[Dataset excerpts]
= = = = = = =
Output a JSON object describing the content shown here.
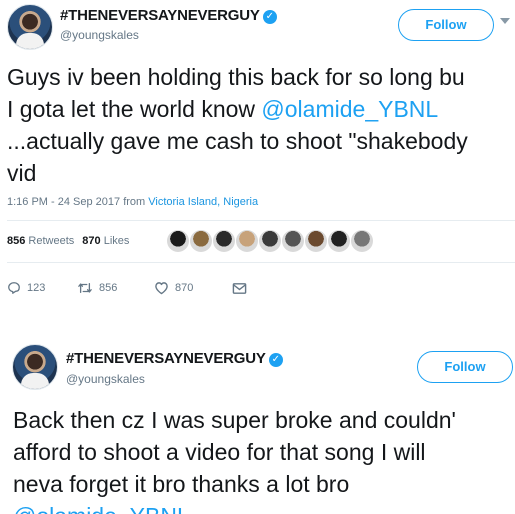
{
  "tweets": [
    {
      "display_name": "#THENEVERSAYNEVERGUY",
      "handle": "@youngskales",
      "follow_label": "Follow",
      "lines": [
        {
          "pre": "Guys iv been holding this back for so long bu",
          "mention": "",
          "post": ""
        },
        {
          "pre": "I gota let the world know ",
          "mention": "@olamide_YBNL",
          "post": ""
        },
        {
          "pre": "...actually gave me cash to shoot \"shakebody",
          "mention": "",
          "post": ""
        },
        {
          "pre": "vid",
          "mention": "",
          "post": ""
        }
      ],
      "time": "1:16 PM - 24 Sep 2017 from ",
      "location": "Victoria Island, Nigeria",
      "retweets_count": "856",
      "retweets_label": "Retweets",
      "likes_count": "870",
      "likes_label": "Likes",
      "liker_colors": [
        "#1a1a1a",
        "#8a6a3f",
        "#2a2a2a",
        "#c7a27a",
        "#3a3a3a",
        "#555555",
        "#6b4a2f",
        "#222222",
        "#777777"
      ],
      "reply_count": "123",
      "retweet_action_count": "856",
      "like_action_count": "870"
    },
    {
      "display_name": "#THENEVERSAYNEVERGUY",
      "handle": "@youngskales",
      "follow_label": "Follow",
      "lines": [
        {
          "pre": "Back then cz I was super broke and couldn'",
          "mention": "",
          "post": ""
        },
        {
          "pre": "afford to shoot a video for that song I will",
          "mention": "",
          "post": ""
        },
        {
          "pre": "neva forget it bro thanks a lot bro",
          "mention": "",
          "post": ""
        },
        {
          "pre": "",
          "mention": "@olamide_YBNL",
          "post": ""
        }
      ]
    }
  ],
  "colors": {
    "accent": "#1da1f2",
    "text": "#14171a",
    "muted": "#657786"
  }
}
= = = = = = =
### Objective
Reproduce the listing above exactly, excluding all pictures.

### Expected answer
Output a JSON object describing the content shown here.
{
  "tweets": [
    {
      "display_name": "#THENEVERSAYNEVERGUY",
      "handle": "@youngskales",
      "follow_label": "Follow",
      "lines": [
        {
          "pre": "Guys iv been holding this back for so long bu",
          "mention": "",
          "post": ""
        },
        {
          "pre": "I gota let the world know ",
          "mention": "@olamide_YBNL",
          "post": ""
        },
        {
          "pre": "...actually gave me cash to shoot \"shakebody",
          "mention": "",
          "post": ""
        },
        {
          "pre": "vid",
          "mention": "",
          "post": ""
        }
      ],
      "time": "1:16 PM - 24 Sep 2017 from ",
      "location": "Victoria Island, Nigeria",
      "retweets_count": "856",
      "retweets_label": "Retweets",
      "likes_count": "870",
      "likes_label": "Likes",
      "liker_colors": [
        "#1a1a1a",
        "#8a6a3f",
        "#2a2a2a",
        "#c7a27a",
        "#3a3a3a",
        "#555555",
        "#6b4a2f",
        "#222222",
        "#777777"
      ],
      "reply_count": "123",
      "retweet_action_count": "856",
      "like_action_count": "870"
    },
    {
      "display_name": "#THENEVERSAYNEVERGUY",
      "handle": "@youngskales",
      "follow_label": "Follow",
      "lines": [
        {
          "pre": "Back then cz I was super broke and couldn'",
          "mention": "",
          "post": ""
        },
        {
          "pre": "afford to shoot a video for that song I will",
          "mention": "",
          "post": ""
        },
        {
          "pre": "neva forget it bro thanks a lot bro",
          "mention": "",
          "post": ""
        },
        {
          "pre": "",
          "mention": "@olamide_YBNL",
          "post": ""
        }
      ]
    }
  ],
  "colors": {
    "accent": "#1da1f2",
    "text": "#14171a",
    "muted": "#657786"
  }
}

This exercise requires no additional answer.